*BRIEF*:
Single out the lines of the material that contain "sítě" and copy them.

Start of PROVIDED DATA

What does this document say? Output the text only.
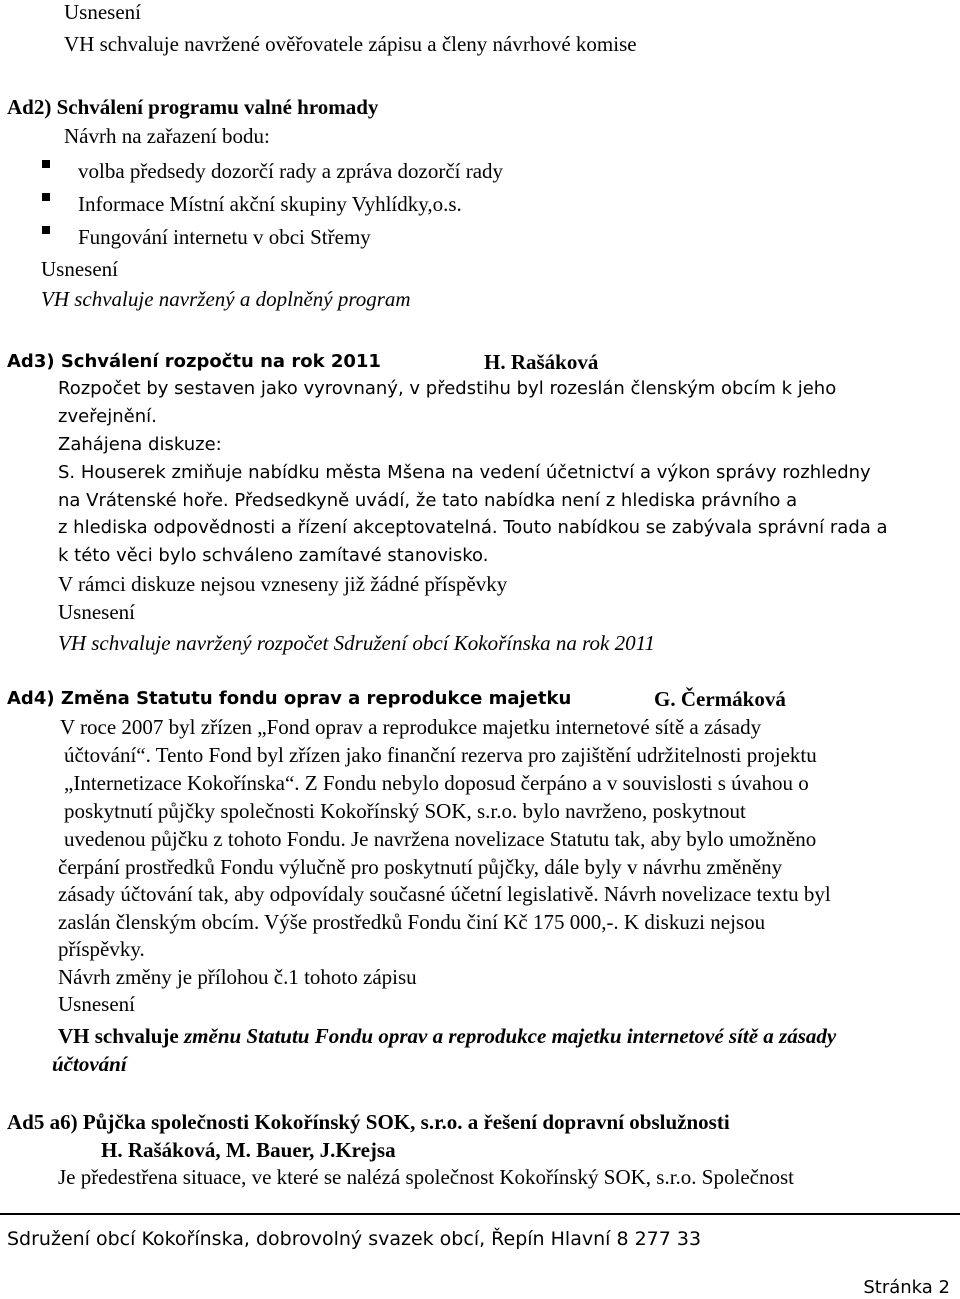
Usnesení
VH schvaluje navržené ověřovatele zápisu a členy návrhové komise
Ad2) Schválení programu valné hromady
Návrh na zařazení bodu:
volba předsedy dozorčí rady a zpráva dozorčí rady
Informace Místní akční skupiny Vyhlídky,o.s.
Fungování internetu v obci Střemy
Usnesení
VH schvaluje navržený a doplněný program
Ad3) Schválení rozpočtu na rok 2011	H. Rašáková
Rozpočet by sestaven jako vyrovnaný, v předstihu byl rozeslán členským obcím k jeho
zveřejnění.
Zahájena diskuze:
S. Houserek zmiňuje nabídku města Mšena na vedení účetnictví a výkon správy rozhledny
na Vrátenské hoře. Předsedkyně uvádí, že tato nabídka není z hlediska právního a
z hlediska odpovědnosti a řízení akceptovatelná. Touto nabídkou se zabývala správní rada a
k této věci bylo schváleno zamítavé stanovisko.
V rámci diskuze nejsou vzneseny již žádné příspěvky
Usnesení
VH schvaluje navržený rozpočet Sdružení obcí Kokořínska na rok 2011
Ad4) Změna Statutu fondu oprav a reprodukce majetku	G. Čermáková
V roce 2007 byl zřízen „Fond oprav a reprodukce majetku internetové sítě a zásady
účtování“. Tento Fond byl zřízen jako finanční rezerva pro zajištění udržitelnosti projektu
„Internetizace Kokořínska“. Z Fondu nebylo doposud čerpáno a v souvislosti s úvahou o
poskytnutí půjčky společnosti Kokořínský SOK, s.r.o. bylo navrženo, poskytnout
uvedenou půjčku z tohoto Fondu. Je navržena novelizace Statutu tak, aby bylo umožněno
čerpání prostředků Fondu výlučně pro poskytnutí půjčky, dále byly v návrhu změněny
zásady účtování tak, aby odpovídaly současné účetní legislativě. Návrh novelizace textu byl
zaslán členským obcím. Výše prostředků Fondu činí Kč 175 000,-. K diskuzi nejsou
příspěvky.
Návrh změny je přílohou č.1 tohoto zápisu
Usnesení
VH schvaluje změnu Statutu Fondu oprav a reprodukce majetku internetové sítě a zásady
účtování
Ad5 a6) Půjčka společnosti Kokořínský SOK, s.r.o. a řešení dopravní obslužnosti
H. Rašáková, M. Bauer, J.Krejsa
Je předestřena situace, ve které se nalézá společnost Kokořínský SOK, s.r.o. Společnost
Sdružení obcí Kokořínska, dobrovolný svazek obcí, Řepín Hlavní 8 277 33
Stránka 2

End of PROVIDED DATA

*ANSWER TO THE PROBLEM*:
V roce 2007 byl zřízen „Fond oprav a reprodukce majetku internetové sítě a zásady
VH schvaluje změnu Statutu Fondu oprav a reprodukce majetku internetové sítě a zásady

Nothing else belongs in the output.